## begin
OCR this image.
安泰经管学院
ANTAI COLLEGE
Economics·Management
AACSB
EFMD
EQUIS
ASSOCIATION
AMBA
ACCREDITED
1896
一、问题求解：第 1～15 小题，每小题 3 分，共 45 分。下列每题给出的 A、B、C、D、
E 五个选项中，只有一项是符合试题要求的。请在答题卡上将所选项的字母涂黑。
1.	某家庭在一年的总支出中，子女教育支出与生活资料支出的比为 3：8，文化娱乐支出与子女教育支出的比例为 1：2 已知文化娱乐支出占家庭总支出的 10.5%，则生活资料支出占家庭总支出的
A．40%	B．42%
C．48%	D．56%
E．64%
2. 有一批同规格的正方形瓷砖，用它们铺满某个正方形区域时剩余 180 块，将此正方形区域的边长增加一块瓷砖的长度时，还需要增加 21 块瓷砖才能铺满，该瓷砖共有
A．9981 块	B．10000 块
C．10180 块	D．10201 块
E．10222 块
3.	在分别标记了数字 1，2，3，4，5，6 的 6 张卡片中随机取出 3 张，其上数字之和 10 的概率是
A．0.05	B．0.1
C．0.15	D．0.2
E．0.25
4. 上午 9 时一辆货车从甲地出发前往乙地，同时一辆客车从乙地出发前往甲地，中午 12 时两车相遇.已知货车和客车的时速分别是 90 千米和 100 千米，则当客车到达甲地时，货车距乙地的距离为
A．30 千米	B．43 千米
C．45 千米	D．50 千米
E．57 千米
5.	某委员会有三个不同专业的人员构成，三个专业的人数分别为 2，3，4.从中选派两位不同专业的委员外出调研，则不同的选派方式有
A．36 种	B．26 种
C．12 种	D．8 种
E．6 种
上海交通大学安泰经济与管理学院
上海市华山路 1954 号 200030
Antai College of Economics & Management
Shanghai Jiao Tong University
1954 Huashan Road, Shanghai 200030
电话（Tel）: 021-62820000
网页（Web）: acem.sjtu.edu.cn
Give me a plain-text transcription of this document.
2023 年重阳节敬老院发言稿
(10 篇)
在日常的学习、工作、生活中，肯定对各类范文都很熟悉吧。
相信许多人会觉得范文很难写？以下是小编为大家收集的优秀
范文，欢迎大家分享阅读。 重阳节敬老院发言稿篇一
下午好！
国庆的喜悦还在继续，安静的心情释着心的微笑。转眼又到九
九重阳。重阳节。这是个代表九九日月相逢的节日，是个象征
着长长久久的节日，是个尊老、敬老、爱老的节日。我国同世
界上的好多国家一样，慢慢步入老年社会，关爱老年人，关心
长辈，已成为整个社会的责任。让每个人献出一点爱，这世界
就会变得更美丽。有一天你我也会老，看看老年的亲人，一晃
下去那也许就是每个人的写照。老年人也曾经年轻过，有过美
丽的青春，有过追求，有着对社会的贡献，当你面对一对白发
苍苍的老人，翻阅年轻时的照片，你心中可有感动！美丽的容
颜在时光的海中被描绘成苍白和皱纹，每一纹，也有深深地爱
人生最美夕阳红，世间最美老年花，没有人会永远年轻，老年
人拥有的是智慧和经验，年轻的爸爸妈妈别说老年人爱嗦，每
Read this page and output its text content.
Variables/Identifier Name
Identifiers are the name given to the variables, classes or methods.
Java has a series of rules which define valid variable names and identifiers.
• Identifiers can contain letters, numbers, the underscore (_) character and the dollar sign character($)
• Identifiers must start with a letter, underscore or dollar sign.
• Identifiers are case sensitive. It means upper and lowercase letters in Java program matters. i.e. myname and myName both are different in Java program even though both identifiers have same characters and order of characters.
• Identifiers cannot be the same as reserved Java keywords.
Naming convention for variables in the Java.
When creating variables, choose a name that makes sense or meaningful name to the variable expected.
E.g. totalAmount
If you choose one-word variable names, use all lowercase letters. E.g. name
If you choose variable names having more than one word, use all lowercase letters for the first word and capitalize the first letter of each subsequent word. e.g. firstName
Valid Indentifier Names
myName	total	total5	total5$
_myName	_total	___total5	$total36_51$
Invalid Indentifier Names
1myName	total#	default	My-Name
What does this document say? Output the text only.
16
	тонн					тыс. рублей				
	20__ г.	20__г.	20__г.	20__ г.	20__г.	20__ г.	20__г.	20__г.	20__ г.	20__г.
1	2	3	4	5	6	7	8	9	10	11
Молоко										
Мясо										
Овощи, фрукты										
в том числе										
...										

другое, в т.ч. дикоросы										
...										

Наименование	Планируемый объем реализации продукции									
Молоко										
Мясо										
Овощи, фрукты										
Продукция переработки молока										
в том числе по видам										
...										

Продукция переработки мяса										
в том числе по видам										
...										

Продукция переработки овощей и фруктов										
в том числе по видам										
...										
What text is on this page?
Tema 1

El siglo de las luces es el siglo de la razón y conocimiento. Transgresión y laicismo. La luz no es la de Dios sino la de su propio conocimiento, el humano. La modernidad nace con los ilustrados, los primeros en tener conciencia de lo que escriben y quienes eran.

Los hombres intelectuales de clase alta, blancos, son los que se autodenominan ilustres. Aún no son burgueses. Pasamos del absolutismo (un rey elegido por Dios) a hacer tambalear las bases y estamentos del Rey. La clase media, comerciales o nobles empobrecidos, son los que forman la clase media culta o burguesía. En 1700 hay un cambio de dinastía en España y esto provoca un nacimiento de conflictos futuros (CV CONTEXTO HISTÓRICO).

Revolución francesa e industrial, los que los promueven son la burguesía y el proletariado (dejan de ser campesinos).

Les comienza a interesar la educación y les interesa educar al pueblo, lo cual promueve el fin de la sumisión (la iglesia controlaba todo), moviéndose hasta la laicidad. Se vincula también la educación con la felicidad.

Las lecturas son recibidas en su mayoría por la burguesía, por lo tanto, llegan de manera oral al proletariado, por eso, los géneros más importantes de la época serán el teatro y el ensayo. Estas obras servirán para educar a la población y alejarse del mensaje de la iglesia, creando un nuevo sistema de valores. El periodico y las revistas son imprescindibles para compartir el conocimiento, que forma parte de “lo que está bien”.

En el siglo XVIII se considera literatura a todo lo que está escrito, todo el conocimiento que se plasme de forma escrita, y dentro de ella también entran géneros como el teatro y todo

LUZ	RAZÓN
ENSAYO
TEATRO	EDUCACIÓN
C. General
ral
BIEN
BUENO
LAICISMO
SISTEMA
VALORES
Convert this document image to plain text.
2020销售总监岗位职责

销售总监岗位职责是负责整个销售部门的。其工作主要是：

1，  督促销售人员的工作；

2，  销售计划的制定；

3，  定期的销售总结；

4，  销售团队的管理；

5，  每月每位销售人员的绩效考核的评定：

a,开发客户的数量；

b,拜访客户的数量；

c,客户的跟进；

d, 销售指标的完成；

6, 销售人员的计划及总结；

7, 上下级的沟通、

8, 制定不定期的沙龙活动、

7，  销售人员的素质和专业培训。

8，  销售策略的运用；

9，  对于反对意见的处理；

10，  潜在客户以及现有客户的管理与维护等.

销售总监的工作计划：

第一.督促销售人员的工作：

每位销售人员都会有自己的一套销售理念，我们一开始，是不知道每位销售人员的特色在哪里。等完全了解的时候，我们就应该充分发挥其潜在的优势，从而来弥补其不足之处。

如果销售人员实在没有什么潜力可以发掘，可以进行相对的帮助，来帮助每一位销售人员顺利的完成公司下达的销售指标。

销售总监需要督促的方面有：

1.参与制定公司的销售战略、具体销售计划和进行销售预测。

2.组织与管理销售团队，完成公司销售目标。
## end
* **Exercise aim**
State, as a bare number, how many lines of the listing hold the word "page".

* **Answer below**
2